Items from a data source:
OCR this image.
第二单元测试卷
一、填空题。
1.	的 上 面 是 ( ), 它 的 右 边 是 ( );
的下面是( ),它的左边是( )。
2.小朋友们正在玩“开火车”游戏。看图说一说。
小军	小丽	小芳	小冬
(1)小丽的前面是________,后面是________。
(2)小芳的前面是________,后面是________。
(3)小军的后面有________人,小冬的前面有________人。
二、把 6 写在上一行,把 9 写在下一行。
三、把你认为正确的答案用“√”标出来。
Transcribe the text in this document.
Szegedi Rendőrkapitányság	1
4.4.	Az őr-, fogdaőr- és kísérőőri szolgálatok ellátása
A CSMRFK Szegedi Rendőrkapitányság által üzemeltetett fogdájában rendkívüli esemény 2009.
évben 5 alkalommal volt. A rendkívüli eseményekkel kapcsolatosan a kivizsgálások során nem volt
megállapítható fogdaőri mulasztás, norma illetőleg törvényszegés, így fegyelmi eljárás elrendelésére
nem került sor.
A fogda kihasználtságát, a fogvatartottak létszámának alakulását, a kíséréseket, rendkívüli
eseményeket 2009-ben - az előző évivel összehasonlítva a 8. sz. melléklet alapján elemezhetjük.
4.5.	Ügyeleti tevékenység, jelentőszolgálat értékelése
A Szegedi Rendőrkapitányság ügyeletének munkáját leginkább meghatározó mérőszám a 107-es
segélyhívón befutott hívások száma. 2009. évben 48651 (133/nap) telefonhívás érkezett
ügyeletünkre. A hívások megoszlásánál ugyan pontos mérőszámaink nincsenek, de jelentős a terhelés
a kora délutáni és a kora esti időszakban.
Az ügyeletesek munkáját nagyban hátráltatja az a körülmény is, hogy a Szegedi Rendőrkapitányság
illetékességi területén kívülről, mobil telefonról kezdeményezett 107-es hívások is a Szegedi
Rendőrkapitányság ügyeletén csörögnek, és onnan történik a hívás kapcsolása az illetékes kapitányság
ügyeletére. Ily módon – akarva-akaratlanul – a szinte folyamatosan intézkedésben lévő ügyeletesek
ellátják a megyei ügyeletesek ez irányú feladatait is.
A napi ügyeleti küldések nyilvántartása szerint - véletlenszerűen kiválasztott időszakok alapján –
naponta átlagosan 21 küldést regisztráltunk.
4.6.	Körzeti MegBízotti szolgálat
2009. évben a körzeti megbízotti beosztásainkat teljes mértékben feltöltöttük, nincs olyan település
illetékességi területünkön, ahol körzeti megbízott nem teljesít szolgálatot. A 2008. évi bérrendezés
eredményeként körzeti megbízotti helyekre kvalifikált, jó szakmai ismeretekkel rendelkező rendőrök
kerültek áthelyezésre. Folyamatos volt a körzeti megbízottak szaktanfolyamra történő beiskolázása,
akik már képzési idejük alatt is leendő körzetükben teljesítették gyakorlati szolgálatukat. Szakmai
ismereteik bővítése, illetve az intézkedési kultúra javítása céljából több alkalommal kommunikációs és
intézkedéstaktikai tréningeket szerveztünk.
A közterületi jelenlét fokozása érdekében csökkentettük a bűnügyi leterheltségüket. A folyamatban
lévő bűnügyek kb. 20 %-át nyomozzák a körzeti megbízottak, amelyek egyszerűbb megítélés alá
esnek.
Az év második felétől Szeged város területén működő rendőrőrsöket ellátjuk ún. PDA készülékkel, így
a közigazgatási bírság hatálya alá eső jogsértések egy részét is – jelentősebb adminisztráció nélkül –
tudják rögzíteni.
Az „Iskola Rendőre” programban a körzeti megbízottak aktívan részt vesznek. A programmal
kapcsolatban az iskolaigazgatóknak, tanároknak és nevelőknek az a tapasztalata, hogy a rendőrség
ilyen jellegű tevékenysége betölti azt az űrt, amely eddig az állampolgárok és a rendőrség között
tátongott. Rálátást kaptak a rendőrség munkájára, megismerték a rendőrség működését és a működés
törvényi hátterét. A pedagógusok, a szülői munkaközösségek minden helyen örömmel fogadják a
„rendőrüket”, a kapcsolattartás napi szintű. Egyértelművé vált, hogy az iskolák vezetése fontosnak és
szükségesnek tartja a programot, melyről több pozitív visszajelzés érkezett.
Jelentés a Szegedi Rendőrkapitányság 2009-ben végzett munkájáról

* Instruction
Can you restate every record above word for word?

* Result below
OCR this image.
第二单元测试卷
一、填空题。
1.	的 上 面 是 ( ), 它 的 右 边 是 ( );
的下面是( ),它的左边是( )。
2.小朋友们正在玩“开火车”游戏。看图说一说。
小军	小丽	小芳	小冬
(1)小丽的前面是________,后面是________。
(2)小芳的前面是________,后面是________。
(3)小军的后面有________人,小冬的前面有________人。
二、把 6 写在上一行,把 9 写在下一行。
三、把你认为正确的答案用“√”标出来。
Transcribe the text in this document.
Szegedi Rendőrkapitányság	1
4.4.	Az őr-, fogdaőr- és kísérőőri szolgálatok ellátása
A CSMRFK Szegedi Rendőrkapitányság által üzemeltetett fogdájában rendkívüli esemény 2009.
évben 5 alkalommal volt. A rendkívüli eseményekkel kapcsolatosan a kivizsgálások során nem volt
megállapítható fogdaőri mulasztás, norma illetőleg törvényszegés, így fegyelmi eljárás elrendelésére
nem került sor.
A fogda kihasználtságát, a fogvatartottak létszámának alakulását, a kíséréseket, rendkívüli
eseményeket 2009-ben - az előző évivel összehasonlítva a 8. sz. melléklet alapján elemezhetjük.
4.5.	Ügyeleti tevékenység, jelentőszolgálat értékelése
A Szegedi Rendőrkapitányság ügyeletének munkáját leginkább meghatározó mérőszám a 107-es
segélyhívón befutott hívások száma. 2009. évben 48651 (133/nap) telefonhívás érkezett
ügyeletünkre. A hívások megoszlásánál ugyan pontos mérőszámaink nincsenek, de jelentős a terhelés
a kora délutáni és a kora esti időszakban.
Az ügyeletesek munkáját nagyban hátráltatja az a körülmény is, hogy a Szegedi Rendőrkapitányság
illetékességi területén kívülről, mobil telefonról kezdeményezett 107-es hívások is a Szegedi
Rendőrkapitányság ügyeletén csörögnek, és onnan történik a hívás kapcsolása az illetékes kapitányság
ügyeletére. Ily módon – akarva-akaratlanul – a szinte folyamatosan intézkedésben lévő ügyeletesek
ellátják a megyei ügyeletesek ez irányú feladatait is.
A napi ügyeleti küldések nyilvántartása szerint - véletlenszerűen kiválasztott időszakok alapján –
naponta átlagosan 21 küldést regisztráltunk.
4.6.	Körzeti MegBízotti szolgálat
2009. évben a körzeti megbízotti beosztásainkat teljes mértékben feltöltöttük, nincs olyan település
illetékességi területünkön, ahol körzeti megbízott nem teljesít szolgálatot. A 2008. évi bérrendezés
eredményeként körzeti megbízotti helyekre kvalifikált, jó szakmai ismeretekkel rendelkező rendőrök
kerültek áthelyezésre. Folyamatos volt a körzeti megbízottak szaktanfolyamra történő beiskolázása,
akik már képzési idejük alatt is leendő körzetükben teljesítették gyakorlati szolgálatukat. Szakmai
ismereteik bővítése, illetve az intézkedési kultúra javítása céljából több alkalommal kommunikációs és
intézkedéstaktikai tréningeket szerveztünk.
A közterületi jelenlét fokozása érdekében csökkentettük a bűnügyi leterheltségüket. A folyamatban
lévő bűnügyek kb. 20 %-át nyomozzák a körzeti megbízottak, amelyek egyszerűbb megítélés alá
esnek.
Az év második felétől Szeged város területén működő rendőrőrsöket ellátjuk ún. PDA készülékkel, így
a közigazgatási bírság hatálya alá eső jogsértések egy részét is – jelentősebb adminisztráció nélkül –
tudják rögzíteni.
Az „Iskola Rendőre” programban a körzeti megbízottak aktívan részt vesznek. A programmal
kapcsolatban az iskolaigazgatóknak, tanároknak és nevelőknek az a tapasztalata, hogy a rendőrség
ilyen jellegű tevékenysége betölti azt az űrt, amely eddig az állampolgárok és a rendőrség között
tátongott. Rálátást kaptak a rendőrség munkájára, megismerték a rendőrség működését és a működés
törvényi hátterét. A pedagógusok, a szülői munkaközösségek minden helyen örömmel fogadják a
„rendőrüket”, a kapcsolattartás napi szintű. Egyértelművé vált, hogy az iskolák vezetése fontosnak és
szükségesnek tartja a programot, melyről több pozitív visszajelzés érkezett.
Jelentés a Szegedi Rendőrkapitányság 2009-ben végzett munkájáról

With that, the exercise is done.